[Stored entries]

Begin

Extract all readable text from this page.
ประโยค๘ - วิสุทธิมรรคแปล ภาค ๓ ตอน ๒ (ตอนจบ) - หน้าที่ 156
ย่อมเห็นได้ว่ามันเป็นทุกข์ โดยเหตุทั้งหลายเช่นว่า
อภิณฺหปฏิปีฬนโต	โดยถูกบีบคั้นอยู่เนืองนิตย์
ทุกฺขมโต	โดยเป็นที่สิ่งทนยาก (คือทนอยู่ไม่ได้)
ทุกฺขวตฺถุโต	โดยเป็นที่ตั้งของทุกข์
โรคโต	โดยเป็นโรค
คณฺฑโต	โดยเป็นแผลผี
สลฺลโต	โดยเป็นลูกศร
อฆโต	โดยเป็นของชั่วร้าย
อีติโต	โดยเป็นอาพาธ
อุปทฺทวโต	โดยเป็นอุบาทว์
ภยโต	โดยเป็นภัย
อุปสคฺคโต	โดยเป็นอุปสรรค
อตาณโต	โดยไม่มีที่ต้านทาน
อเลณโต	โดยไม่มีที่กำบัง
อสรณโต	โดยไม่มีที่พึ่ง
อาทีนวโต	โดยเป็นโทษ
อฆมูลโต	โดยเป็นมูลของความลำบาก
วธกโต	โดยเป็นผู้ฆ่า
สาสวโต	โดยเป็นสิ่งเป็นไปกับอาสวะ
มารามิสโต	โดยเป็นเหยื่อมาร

End

TASK DETAILS: Return every line containing "โดยไม".

CORRECT OUTPUT:
อตาณโต	โดยไม่มีที่ต้านทาน
อเลณโต	โดยไม่มีที่กำบัง
อสรณโต	โดยไม่มีที่พึ่ง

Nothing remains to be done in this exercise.